Start ENTRIES PROVIDED

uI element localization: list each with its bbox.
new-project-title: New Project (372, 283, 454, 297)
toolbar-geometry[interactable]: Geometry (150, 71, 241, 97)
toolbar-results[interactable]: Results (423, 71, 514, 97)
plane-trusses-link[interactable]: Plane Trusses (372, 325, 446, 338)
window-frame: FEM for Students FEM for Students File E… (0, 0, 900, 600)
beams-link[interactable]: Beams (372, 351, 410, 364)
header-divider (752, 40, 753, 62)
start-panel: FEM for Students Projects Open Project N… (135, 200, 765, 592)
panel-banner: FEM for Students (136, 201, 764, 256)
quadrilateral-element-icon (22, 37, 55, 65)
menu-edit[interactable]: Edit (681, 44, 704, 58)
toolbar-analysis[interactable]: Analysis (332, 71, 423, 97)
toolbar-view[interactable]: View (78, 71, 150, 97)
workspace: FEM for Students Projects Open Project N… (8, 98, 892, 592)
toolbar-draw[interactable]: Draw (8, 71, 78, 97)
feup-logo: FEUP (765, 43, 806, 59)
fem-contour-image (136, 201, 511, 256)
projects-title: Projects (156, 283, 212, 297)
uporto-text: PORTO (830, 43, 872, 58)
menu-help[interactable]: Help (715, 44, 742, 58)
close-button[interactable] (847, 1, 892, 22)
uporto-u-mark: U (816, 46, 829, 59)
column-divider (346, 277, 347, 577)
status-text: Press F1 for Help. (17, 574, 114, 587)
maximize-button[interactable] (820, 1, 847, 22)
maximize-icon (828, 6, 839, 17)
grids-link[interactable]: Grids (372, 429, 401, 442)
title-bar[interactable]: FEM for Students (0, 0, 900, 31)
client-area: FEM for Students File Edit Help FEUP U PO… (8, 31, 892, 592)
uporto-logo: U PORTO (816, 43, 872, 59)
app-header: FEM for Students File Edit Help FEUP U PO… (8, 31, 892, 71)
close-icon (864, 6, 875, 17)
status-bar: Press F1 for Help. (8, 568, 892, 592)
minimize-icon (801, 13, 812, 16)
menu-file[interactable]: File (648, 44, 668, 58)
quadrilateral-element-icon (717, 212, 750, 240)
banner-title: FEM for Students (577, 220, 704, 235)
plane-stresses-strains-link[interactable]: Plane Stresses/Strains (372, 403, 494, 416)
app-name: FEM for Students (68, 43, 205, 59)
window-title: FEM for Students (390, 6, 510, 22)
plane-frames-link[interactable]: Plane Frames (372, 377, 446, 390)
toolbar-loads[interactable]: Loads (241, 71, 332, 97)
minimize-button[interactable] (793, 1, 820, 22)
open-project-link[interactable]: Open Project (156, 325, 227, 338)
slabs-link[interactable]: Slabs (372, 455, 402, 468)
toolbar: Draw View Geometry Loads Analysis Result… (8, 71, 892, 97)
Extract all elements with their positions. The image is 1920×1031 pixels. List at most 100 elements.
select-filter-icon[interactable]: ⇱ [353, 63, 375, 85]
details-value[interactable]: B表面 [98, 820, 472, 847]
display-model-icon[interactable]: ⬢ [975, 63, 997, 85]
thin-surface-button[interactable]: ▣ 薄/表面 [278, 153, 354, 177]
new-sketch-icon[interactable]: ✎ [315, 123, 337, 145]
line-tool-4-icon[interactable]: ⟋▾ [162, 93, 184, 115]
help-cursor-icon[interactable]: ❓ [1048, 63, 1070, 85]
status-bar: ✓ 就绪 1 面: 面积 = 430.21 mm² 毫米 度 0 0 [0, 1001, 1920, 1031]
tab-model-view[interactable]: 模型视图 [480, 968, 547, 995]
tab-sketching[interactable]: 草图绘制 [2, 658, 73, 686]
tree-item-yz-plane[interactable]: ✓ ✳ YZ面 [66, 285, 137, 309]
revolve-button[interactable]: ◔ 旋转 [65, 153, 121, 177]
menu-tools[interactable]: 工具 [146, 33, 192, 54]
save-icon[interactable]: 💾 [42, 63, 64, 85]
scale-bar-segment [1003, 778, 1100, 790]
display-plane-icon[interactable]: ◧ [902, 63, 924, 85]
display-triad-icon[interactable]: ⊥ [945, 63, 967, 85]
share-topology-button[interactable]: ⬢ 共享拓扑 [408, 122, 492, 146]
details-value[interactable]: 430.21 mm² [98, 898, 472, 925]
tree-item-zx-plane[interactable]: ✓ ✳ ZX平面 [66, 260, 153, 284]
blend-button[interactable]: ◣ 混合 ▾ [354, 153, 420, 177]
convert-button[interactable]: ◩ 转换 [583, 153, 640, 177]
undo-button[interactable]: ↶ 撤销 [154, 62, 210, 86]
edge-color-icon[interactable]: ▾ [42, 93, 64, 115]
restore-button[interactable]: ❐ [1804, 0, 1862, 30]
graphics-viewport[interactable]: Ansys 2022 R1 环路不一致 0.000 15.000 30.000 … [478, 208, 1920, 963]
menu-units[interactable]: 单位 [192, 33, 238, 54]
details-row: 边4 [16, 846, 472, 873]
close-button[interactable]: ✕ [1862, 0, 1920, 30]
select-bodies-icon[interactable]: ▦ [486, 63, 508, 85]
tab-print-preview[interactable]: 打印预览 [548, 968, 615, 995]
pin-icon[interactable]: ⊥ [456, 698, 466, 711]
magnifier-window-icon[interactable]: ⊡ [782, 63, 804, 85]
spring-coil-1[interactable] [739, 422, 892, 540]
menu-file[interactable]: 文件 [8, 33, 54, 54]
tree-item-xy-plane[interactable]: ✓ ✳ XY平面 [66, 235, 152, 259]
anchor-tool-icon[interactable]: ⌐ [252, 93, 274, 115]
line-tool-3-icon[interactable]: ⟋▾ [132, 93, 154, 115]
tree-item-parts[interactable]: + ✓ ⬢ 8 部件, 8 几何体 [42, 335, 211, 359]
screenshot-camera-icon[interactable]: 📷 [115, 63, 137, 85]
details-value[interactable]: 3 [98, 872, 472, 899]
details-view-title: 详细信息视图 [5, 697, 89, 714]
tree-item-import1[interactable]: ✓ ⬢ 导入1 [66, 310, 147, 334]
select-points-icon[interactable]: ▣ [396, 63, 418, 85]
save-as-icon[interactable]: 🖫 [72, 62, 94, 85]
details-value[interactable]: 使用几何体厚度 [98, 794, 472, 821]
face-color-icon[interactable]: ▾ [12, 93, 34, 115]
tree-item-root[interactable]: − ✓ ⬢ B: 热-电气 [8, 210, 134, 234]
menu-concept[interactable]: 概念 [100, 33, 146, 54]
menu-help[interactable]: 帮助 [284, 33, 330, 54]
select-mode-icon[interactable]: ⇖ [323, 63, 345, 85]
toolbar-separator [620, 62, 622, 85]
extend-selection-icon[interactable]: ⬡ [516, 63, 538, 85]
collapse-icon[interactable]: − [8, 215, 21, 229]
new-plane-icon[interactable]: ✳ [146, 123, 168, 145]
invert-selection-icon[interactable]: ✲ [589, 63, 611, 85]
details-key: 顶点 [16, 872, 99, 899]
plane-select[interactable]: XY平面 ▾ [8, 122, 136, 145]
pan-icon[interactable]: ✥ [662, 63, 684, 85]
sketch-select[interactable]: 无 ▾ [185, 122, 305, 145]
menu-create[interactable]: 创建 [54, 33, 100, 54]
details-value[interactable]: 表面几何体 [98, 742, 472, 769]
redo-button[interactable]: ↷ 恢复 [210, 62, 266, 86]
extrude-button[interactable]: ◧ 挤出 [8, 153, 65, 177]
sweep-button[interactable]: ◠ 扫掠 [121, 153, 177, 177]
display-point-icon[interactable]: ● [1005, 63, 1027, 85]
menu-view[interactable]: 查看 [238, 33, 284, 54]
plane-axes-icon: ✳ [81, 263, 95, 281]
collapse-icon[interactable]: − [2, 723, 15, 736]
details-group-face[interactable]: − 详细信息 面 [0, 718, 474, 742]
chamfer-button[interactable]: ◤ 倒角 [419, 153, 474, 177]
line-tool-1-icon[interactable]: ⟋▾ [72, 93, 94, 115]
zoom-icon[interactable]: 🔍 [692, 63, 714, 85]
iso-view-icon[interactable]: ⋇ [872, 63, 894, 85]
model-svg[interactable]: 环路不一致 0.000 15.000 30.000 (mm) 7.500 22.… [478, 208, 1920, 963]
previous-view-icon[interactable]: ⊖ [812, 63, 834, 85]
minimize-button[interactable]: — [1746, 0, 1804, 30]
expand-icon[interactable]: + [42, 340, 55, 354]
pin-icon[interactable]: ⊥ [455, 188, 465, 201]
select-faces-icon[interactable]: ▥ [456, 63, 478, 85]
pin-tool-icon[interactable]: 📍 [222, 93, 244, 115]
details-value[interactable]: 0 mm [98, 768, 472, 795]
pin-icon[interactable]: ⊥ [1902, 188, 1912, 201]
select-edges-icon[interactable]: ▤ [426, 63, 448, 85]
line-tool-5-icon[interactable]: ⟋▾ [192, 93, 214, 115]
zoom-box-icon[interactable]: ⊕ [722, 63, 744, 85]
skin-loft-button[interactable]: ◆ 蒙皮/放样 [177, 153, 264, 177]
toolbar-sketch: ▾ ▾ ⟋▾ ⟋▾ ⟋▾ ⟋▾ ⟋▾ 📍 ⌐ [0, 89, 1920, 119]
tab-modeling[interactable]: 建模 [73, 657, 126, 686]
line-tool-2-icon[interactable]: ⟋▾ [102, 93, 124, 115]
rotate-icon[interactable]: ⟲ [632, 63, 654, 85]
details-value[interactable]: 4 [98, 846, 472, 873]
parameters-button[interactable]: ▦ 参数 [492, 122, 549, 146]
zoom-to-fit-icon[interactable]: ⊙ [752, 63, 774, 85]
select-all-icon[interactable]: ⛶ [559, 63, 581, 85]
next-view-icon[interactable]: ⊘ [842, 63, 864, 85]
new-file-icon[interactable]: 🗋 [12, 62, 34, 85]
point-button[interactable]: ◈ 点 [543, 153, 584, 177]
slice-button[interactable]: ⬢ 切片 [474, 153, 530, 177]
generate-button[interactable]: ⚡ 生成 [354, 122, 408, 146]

End ENTRIES PROVIDED

• [SHORT TASK]: Please rewrite everything from the start of the items down to the line containing "maximize-button[interactable] (820, 1, 847, 22)", substituting "ribbon" for each occurrence of "toolbar" and keeping all else unchanged.

• [ANSWER FOR THIS EXERCISE]:
uI element localization: list each with its bbox.
new-project-title: New Project (372, 283, 454, 297)
ribbon-geometry[interactable]: Geometry (150, 71, 241, 97)
ribbon-results[interactable]: Results (423, 71, 514, 97)
plane-trusses-link[interactable]: Plane Trusses (372, 325, 446, 338)
window-frame: FEM for Students FEM for Students File E… (0, 0, 900, 600)
beams-link[interactable]: Beams (372, 351, 410, 364)
header-divider (752, 40, 753, 62)
start-panel: FEM for Students Projects Open Project N… (135, 200, 765, 592)
panel-banner: FEM for Students (136, 201, 764, 256)
quadrilateral-element-icon (22, 37, 55, 65)
menu-edit[interactable]: Edit (681, 44, 704, 58)
ribbon-analysis[interactable]: Analysis (332, 71, 423, 97)
ribbon-view[interactable]: View (78, 71, 150, 97)
workspace: FEM for Students Projects Open Project N… (8, 98, 892, 592)
ribbon-draw[interactable]: Draw (8, 71, 78, 97)
feup-logo: FEUP (765, 43, 806, 59)
fem-contour-image (136, 201, 511, 256)
projects-title: Projects (156, 283, 212, 297)
uporto-text: PORTO (830, 43, 872, 58)
menu-help[interactable]: Help (715, 44, 742, 58)
close-button[interactable] (847, 1, 892, 22)
uporto-u-mark: U (816, 46, 829, 59)
column-divider (346, 277, 347, 577)
status-text: Press F1 for Help. (17, 574, 114, 587)
maximize-button[interactable] (820, 1, 847, 22)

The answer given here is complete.